▶ _WHAT NEEDS TO BE DONE_
Output the material beneath this task exactly, images excluded.

+++++

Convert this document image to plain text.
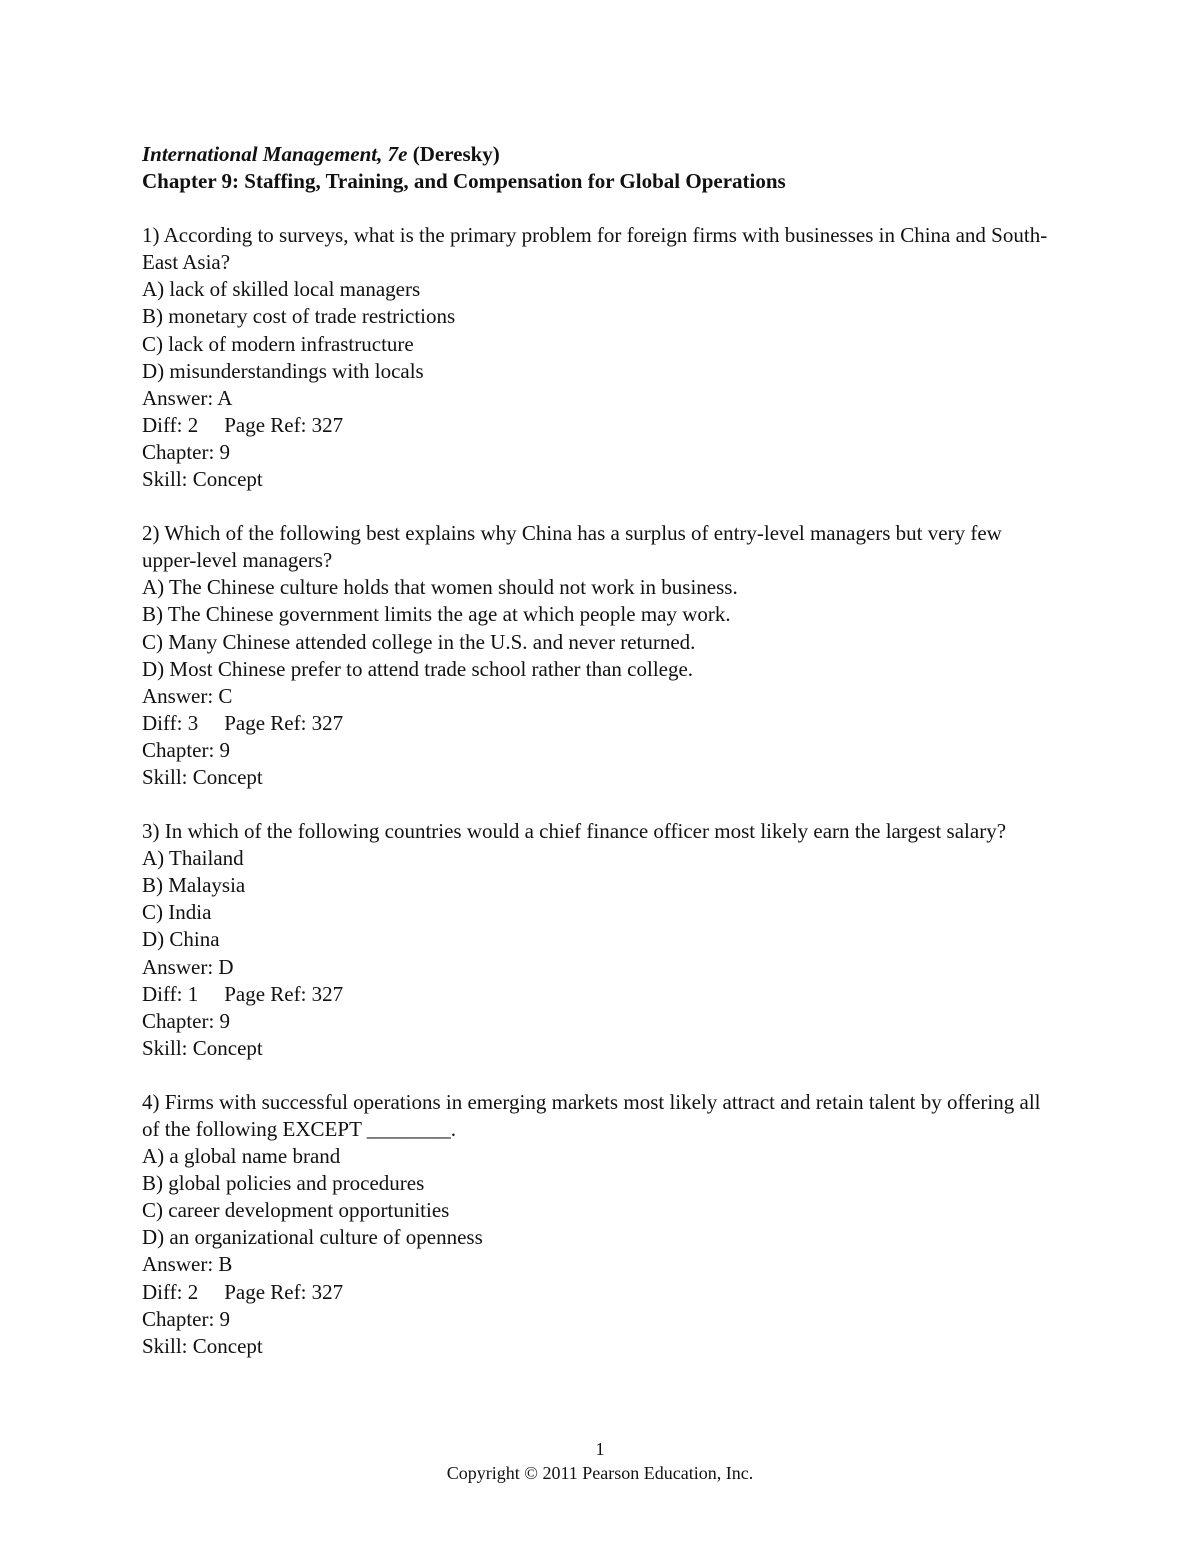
International Management, 7e (Deresky)
Chapter 9: Staffing, Training, and Compensation for Global Operations
1) According to surveys, what is the primary problem for foreign firms with businesses in China and South-East Asia?
A) lack of skilled local managers
B) monetary cost of trade restrictions
C) lack of modern infrastructure
D) misunderstandings with locals
Answer: A
Diff: 2 Page Ref: 327
Chapter: 9
Skill: Concept
2) Which of the following best explains why China has a surplus of entry-level managers but very few upper-level managers?
A) The Chinese culture holds that women should not work in business.
B) The Chinese government limits the age at which people may work.
C) Many Chinese attended college in the U.S. and never returned.
D) Most Chinese prefer to attend trade school rather than college.
Answer: C
Diff: 3 Page Ref: 327
Chapter: 9
Skill: Concept
3) In which of the following countries would a chief finance officer most likely earn the largest salary?
A) Thailand
B) Malaysia
C) India
D) China
Answer: D
Diff: 1 Page Ref: 327
Chapter: 9
Skill: Concept
4) Firms with successful operations in emerging markets most likely attract and retain talent by offering all of the following EXCEPT ________.
A) a global name brand
B) global policies and procedures
C) career development opportunities
D) an organizational culture of openness
Answer: B
Diff: 2 Page Ref: 327
Chapter: 9
Skill: Concept
1
Copyright © 2011 Pearson Education, Inc.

+++++

▶ _RESPONSE FOR THIS EXERCISE_
Convert this document image to plain text.
International Management, 7e (Deresky)
Chapter 9: Staffing, Training, and Compensation for Global Operations
1) According to surveys, what is the primary problem for foreign firms with businesses in China and South-East Asia?
A) lack of skilled local managers
B) monetary cost of trade restrictions
C) lack of modern infrastructure
D) misunderstandings with locals
Answer: A
Diff: 2 Page Ref: 327
Chapter: 9
Skill: Concept
2) Which of the following best explains why China has a surplus of entry-level managers but very few upper-level managers?
A) The Chinese culture holds that women should not work in business.
B) The Chinese government limits the age at which people may work.
C) Many Chinese attended college in the U.S. and never returned.
D) Most Chinese prefer to attend trade school rather than college.
Answer: C
Diff: 3 Page Ref: 327
Chapter: 9
Skill: Concept
3) In which of the following countries would a chief finance officer most likely earn the largest salary?
A) Thailand
B) Malaysia
C) India
D) China
Answer: D
Diff: 1 Page Ref: 327
Chapter: 9
Skill: Concept
4) Firms with successful operations in emerging markets most likely attract and retain talent by offering all of the following EXCEPT ________.
A) a global name brand
B) global policies and procedures
C) career development opportunities
D) an organizational culture of openness
Answer: B
Diff: 2 Page Ref: 327
Chapter: 9
Skill: Concept
1
Copyright © 2011 Pearson Education, Inc.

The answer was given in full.